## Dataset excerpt
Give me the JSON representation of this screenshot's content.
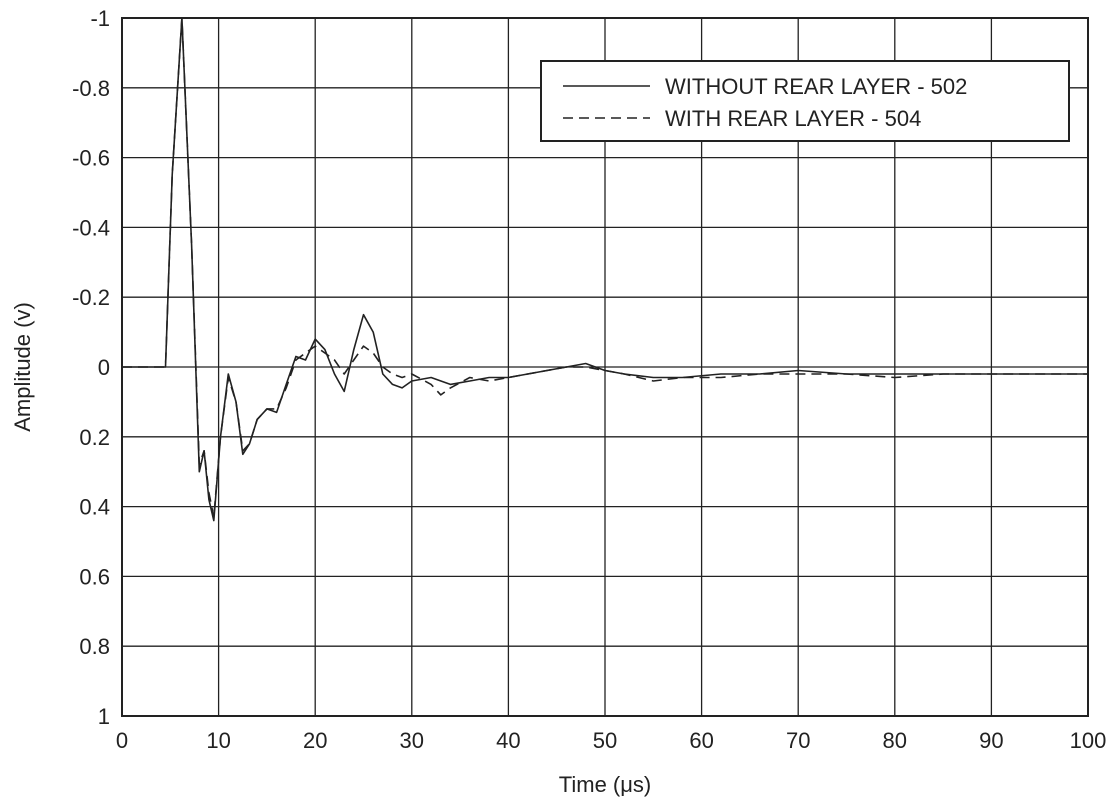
{
  "chart_data": {
    "type": "line",
    "title": "",
    "xlabel": "Time (μs)",
    "ylabel": "Amplitude (v)",
    "xlim": [
      0,
      100
    ],
    "ylim": [
      -1,
      1
    ],
    "grid": true,
    "legend_position": "top-right",
    "x_ticks": [
      "0",
      "10",
      "20",
      "30",
      "40",
      "50",
      "60",
      "70",
      "80",
      "90",
      "100"
    ],
    "y_ticks": [
      "-1",
      "-0.8",
      "-0.6",
      "-0.4",
      "-0.2",
      "0",
      "0.2",
      "0.4",
      "0.6",
      "0.8",
      "1"
    ],
    "y_tick_labels": [
      "1",
      "0.8",
      "0.6",
      "0.4",
      "0.2",
      "0",
      "-0.2",
      "-0.4",
      "-0.6",
      "-0.8",
      "-1"
    ],
    "series": [
      {
        "name": "WITHOUT REAR LAYER - 502",
        "style": "solid",
        "x": [
          0,
          4.5,
          5.2,
          6.2,
          7.2,
          8.0,
          8.5,
          9.0,
          9.5,
          10.2,
          11.0,
          11.8,
          12.5,
          13.2,
          14.0,
          15.0,
          16.0,
          17.0,
          18.0,
          19.0,
          20.0,
          21.0,
          22.0,
          23.0,
          24.0,
          25.0,
          26.0,
          27.0,
          28.0,
          29.0,
          30.0,
          32.0,
          34.0,
          36.0,
          38.0,
          40.0,
          42.0,
          44.0,
          46.0,
          48.0,
          50.0,
          52.0,
          55.0,
          58.0,
          62.0,
          66.0,
          70.0,
          75.0,
          80.0,
          85.0,
          90.0,
          95.0,
          100.0
        ],
        "y": [
          0,
          0.0,
          0.55,
          1.0,
          0.35,
          -0.3,
          -0.24,
          -0.38,
          -0.44,
          -0.2,
          -0.02,
          -0.1,
          -0.25,
          -0.22,
          -0.15,
          -0.12,
          -0.13,
          -0.05,
          0.03,
          0.02,
          0.08,
          0.05,
          -0.02,
          -0.07,
          0.05,
          0.15,
          0.1,
          -0.02,
          -0.05,
          -0.06,
          -0.04,
          -0.03,
          -0.05,
          -0.04,
          -0.03,
          -0.03,
          -0.02,
          -0.01,
          0.0,
          0.01,
          -0.01,
          -0.02,
          -0.03,
          -0.03,
          -0.02,
          -0.02,
          -0.01,
          -0.02,
          -0.02,
          -0.02,
          -0.02,
          -0.02,
          -0.02
        ]
      },
      {
        "name": "WITH REAR LAYER - 504",
        "style": "dashed",
        "x": [
          0,
          4.5,
          5.2,
          6.2,
          7.2,
          8.0,
          8.5,
          9.0,
          9.5,
          10.2,
          11.0,
          11.8,
          12.5,
          13.2,
          14.0,
          15.0,
          16.0,
          17.0,
          18.0,
          19.0,
          20.0,
          21.0,
          22.0,
          23.0,
          24.0,
          25.0,
          26.0,
          27.0,
          28.0,
          29.0,
          30.0,
          32.0,
          33.0,
          34.0,
          36.0,
          38.0,
          40.0,
          42.0,
          44.0,
          46.0,
          48.0,
          50.0,
          52.0,
          55.0,
          58.0,
          62.0,
          66.0,
          70.0,
          75.0,
          80.0,
          85.0,
          90.0,
          95.0,
          100.0
        ],
        "y": [
          0,
          0.0,
          0.55,
          1.0,
          0.35,
          -0.28,
          -0.24,
          -0.36,
          -0.43,
          -0.2,
          -0.03,
          -0.1,
          -0.24,
          -0.22,
          -0.15,
          -0.12,
          -0.12,
          -0.06,
          0.02,
          0.04,
          0.06,
          0.04,
          0.02,
          -0.02,
          0.02,
          0.06,
          0.04,
          0.0,
          -0.02,
          -0.03,
          -0.02,
          -0.05,
          -0.08,
          -0.06,
          -0.03,
          -0.04,
          -0.03,
          -0.02,
          -0.01,
          0.0,
          0.0,
          -0.01,
          -0.02,
          -0.04,
          -0.03,
          -0.03,
          -0.02,
          -0.02,
          -0.02,
          -0.03,
          -0.02,
          -0.02,
          -0.02,
          -0.02
        ]
      }
    ]
  }
}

## Exercise description
Repeat the records in full, exactly as they appear, without the pictures.

## Answer for this exercise
Give me the JSON representation of this screenshot's content.
{
  "chart_data": {
    "type": "line",
    "title": "",
    "xlabel": "Time (μs)",
    "ylabel": "Amplitude (v)",
    "xlim": [
      0,
      100
    ],
    "ylim": [
      -1,
      1
    ],
    "grid": true,
    "legend_position": "top-right",
    "x_ticks": [
      "0",
      "10",
      "20",
      "30",
      "40",
      "50",
      "60",
      "70",
      "80",
      "90",
      "100"
    ],
    "y_ticks": [
      "-1",
      "-0.8",
      "-0.6",
      "-0.4",
      "-0.2",
      "0",
      "0.2",
      "0.4",
      "0.6",
      "0.8",
      "1"
    ],
    "y_tick_labels": [
      "1",
      "0.8",
      "0.6",
      "0.4",
      "0.2",
      "0",
      "-0.2",
      "-0.4",
      "-0.6",
      "-0.8",
      "-1"
    ],
    "series": [
      {
        "name": "WITHOUT REAR LAYER - 502",
        "style": "solid",
        "x": [
          0,
          4.5,
          5.2,
          6.2,
          7.2,
          8.0,
          8.5,
          9.0,
          9.5,
          10.2,
          11.0,
          11.8,
          12.5,
          13.2,
          14.0,
          15.0,
          16.0,
          17.0,
          18.0,
          19.0,
          20.0,
          21.0,
          22.0,
          23.0,
          24.0,
          25.0,
          26.0,
          27.0,
          28.0,
          29.0,
          30.0,
          32.0,
          34.0,
          36.0,
          38.0,
          40.0,
          42.0,
          44.0,
          46.0,
          48.0,
          50.0,
          52.0,
          55.0,
          58.0,
          62.0,
          66.0,
          70.0,
          75.0,
          80.0,
          85.0,
          90.0,
          95.0,
          100.0
        ],
        "y": [
          0,
          0.0,
          0.55,
          1.0,
          0.35,
          -0.3,
          -0.24,
          -0.38,
          -0.44,
          -0.2,
          -0.02,
          -0.1,
          -0.25,
          -0.22,
          -0.15,
          -0.12,
          -0.13,
          -0.05,
          0.03,
          0.02,
          0.08,
          0.05,
          -0.02,
          -0.07,
          0.05,
          0.15,
          0.1,
          -0.02,
          -0.05,
          -0.06,
          -0.04,
          -0.03,
          -0.05,
          -0.04,
          -0.03,
          -0.03,
          -0.02,
          -0.01,
          0.0,
          0.01,
          -0.01,
          -0.02,
          -0.03,
          -0.03,
          -0.02,
          -0.02,
          -0.01,
          -0.02,
          -0.02,
          -0.02,
          -0.02,
          -0.02,
          -0.02
        ]
      },
      {
        "name": "WITH REAR LAYER - 504",
        "style": "dashed",
        "x": [
          0,
          4.5,
          5.2,
          6.2,
          7.2,
          8.0,
          8.5,
          9.0,
          9.5,
          10.2,
          11.0,
          11.8,
          12.5,
          13.2,
          14.0,
          15.0,
          16.0,
          17.0,
          18.0,
          19.0,
          20.0,
          21.0,
          22.0,
          23.0,
          24.0,
          25.0,
          26.0,
          27.0,
          28.0,
          29.0,
          30.0,
          32.0,
          33.0,
          34.0,
          36.0,
          38.0,
          40.0,
          42.0,
          44.0,
          46.0,
          48.0,
          50.0,
          52.0,
          55.0,
          58.0,
          62.0,
          66.0,
          70.0,
          75.0,
          80.0,
          85.0,
          90.0,
          95.0,
          100.0
        ],
        "y": [
          0,
          0.0,
          0.55,
          1.0,
          0.35,
          -0.28,
          -0.24,
          -0.36,
          -0.43,
          -0.2,
          -0.03,
          -0.1,
          -0.24,
          -0.22,
          -0.15,
          -0.12,
          -0.12,
          -0.06,
          0.02,
          0.04,
          0.06,
          0.04,
          0.02,
          -0.02,
          0.02,
          0.06,
          0.04,
          0.0,
          -0.02,
          -0.03,
          -0.02,
          -0.05,
          -0.08,
          -0.06,
          -0.03,
          -0.04,
          -0.03,
          -0.02,
          -0.01,
          0.0,
          0.0,
          -0.01,
          -0.02,
          -0.04,
          -0.03,
          -0.03,
          -0.02,
          -0.02,
          -0.02,
          -0.03,
          -0.02,
          -0.02,
          -0.02,
          -0.02
        ]
      }
    ]
  }
}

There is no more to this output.